---- DATA SUPPLIED
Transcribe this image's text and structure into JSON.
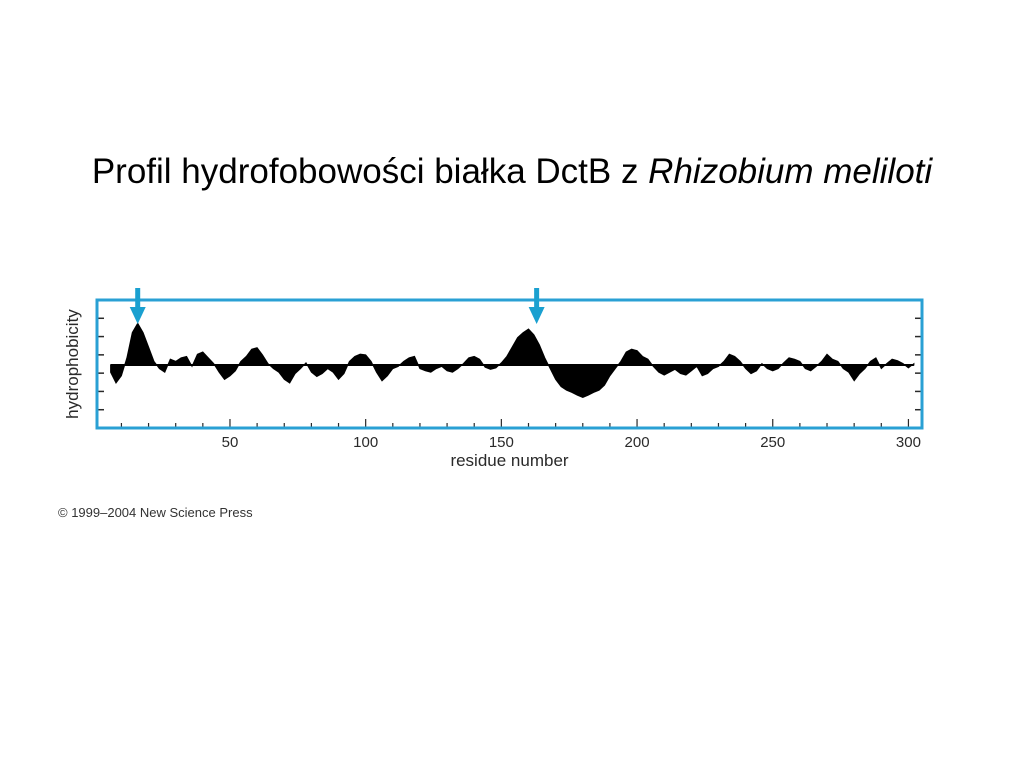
{
  "slide": {
    "title_plain": "Profil hydrofobowości białka DctB z ",
    "title_italic": "Rhizobium meliloti"
  },
  "copyright": "© 1999–2004 New Science Press",
  "colors": {
    "frame": "#2aa0d4",
    "arrow": "#1aa0d0",
    "profile": "#000000",
    "text": "#2a2a2a"
  },
  "chart_data": {
    "type": "area",
    "xlabel": "residue number",
    "ylabel": "hydrophobicity",
    "xlim": [
      1,
      305
    ],
    "ylim": [
      -1,
      1
    ],
    "xticks": [
      50,
      100,
      150,
      200,
      250,
      300
    ],
    "grid": false,
    "markers": [
      {
        "type": "arrow",
        "x": 16
      },
      {
        "type": "arrow",
        "x": 163
      }
    ],
    "series": [
      {
        "x": [
          6,
          8,
          10,
          12,
          14,
          16,
          18,
          20,
          22,
          24,
          26,
          28,
          30,
          32,
          34,
          36,
          38,
          40,
          42,
          44,
          46,
          48,
          50,
          52,
          54,
          56,
          58,
          60,
          62,
          64,
          66,
          68,
          70,
          72,
          74,
          76,
          78,
          80,
          82,
          84,
          86,
          88,
          90,
          92,
          94,
          96,
          98,
          100,
          102,
          104,
          106,
          108,
          110,
          112,
          114,
          116,
          118,
          120,
          122,
          124,
          126,
          128,
          130,
          132,
          134,
          136,
          138,
          140,
          142,
          144,
          146,
          148,
          150,
          152,
          154,
          156,
          158,
          160,
          162,
          164,
          166,
          168,
          170,
          172,
          174,
          176,
          178,
          180,
          182,
          184,
          186,
          188,
          190,
          192,
          194,
          196,
          198,
          200,
          202,
          204,
          206,
          208,
          210,
          212,
          214,
          216,
          218,
          220,
          222,
          224,
          226,
          228,
          230,
          232,
          234,
          236,
          238,
          240,
          242,
          244,
          246,
          248,
          250,
          252,
          254,
          256,
          258,
          260,
          262,
          264,
          266,
          268,
          270,
          272,
          274,
          276,
          278,
          280,
          282,
          284,
          286,
          288,
          290,
          292,
          294,
          296,
          298,
          300,
          302
        ],
        "values": [
          -0.1,
          -0.25,
          -0.15,
          0.1,
          0.45,
          0.58,
          0.45,
          0.25,
          0.05,
          -0.05,
          -0.1,
          0.08,
          0.05,
          0.1,
          0.12,
          -0.02,
          0.15,
          0.18,
          0.1,
          0.02,
          -0.1,
          -0.2,
          -0.15,
          -0.08,
          0.05,
          0.12,
          0.22,
          0.24,
          0.14,
          0.02,
          -0.05,
          -0.1,
          -0.2,
          -0.25,
          -0.12,
          -0.05,
          0.03,
          -0.1,
          -0.16,
          -0.12,
          -0.05,
          -0.1,
          -0.2,
          -0.12,
          0.05,
          0.12,
          0.15,
          0.14,
          0.05,
          -0.1,
          -0.22,
          -0.15,
          -0.05,
          -0.02,
          0.05,
          0.1,
          0.12,
          -0.05,
          -0.08,
          -0.1,
          -0.05,
          -0.02,
          -0.08,
          -0.1,
          -0.05,
          0.02,
          0.1,
          0.12,
          0.08,
          -0.03,
          -0.06,
          -0.04,
          0.03,
          0.12,
          0.25,
          0.38,
          0.45,
          0.5,
          0.42,
          0.28,
          0.1,
          -0.05,
          -0.2,
          -0.3,
          -0.35,
          -0.38,
          -0.42,
          -0.45,
          -0.42,
          -0.38,
          -0.35,
          -0.28,
          -0.15,
          -0.05,
          0.05,
          0.18,
          0.22,
          0.2,
          0.12,
          0.08,
          -0.02,
          -0.1,
          -0.14,
          -0.1,
          -0.06,
          -0.12,
          -0.14,
          -0.08,
          -0.02,
          -0.15,
          -0.12,
          -0.05,
          -0.02,
          0.05,
          0.15,
          0.12,
          0.05,
          -0.05,
          -0.12,
          -0.08,
          0.02,
          -0.05,
          -0.08,
          -0.05,
          0.03,
          0.1,
          0.08,
          0.05,
          -0.05,
          -0.08,
          -0.02,
          0.05,
          0.15,
          0.08,
          0.05,
          -0.05,
          -0.1,
          -0.22,
          -0.12,
          -0.05,
          0.05,
          0.1,
          -0.05,
          0.02,
          0.08,
          0.06,
          0.02,
          -0.04,
          0.02
        ]
      }
    ]
  }
}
--------
__TASK PROMPT__
Filter the records for lines holding the string "text". Copy each one.

__EXERCISE ANSWER__
Transcribe this image's text and structure into JSON.
    "text": "#2a2a2a"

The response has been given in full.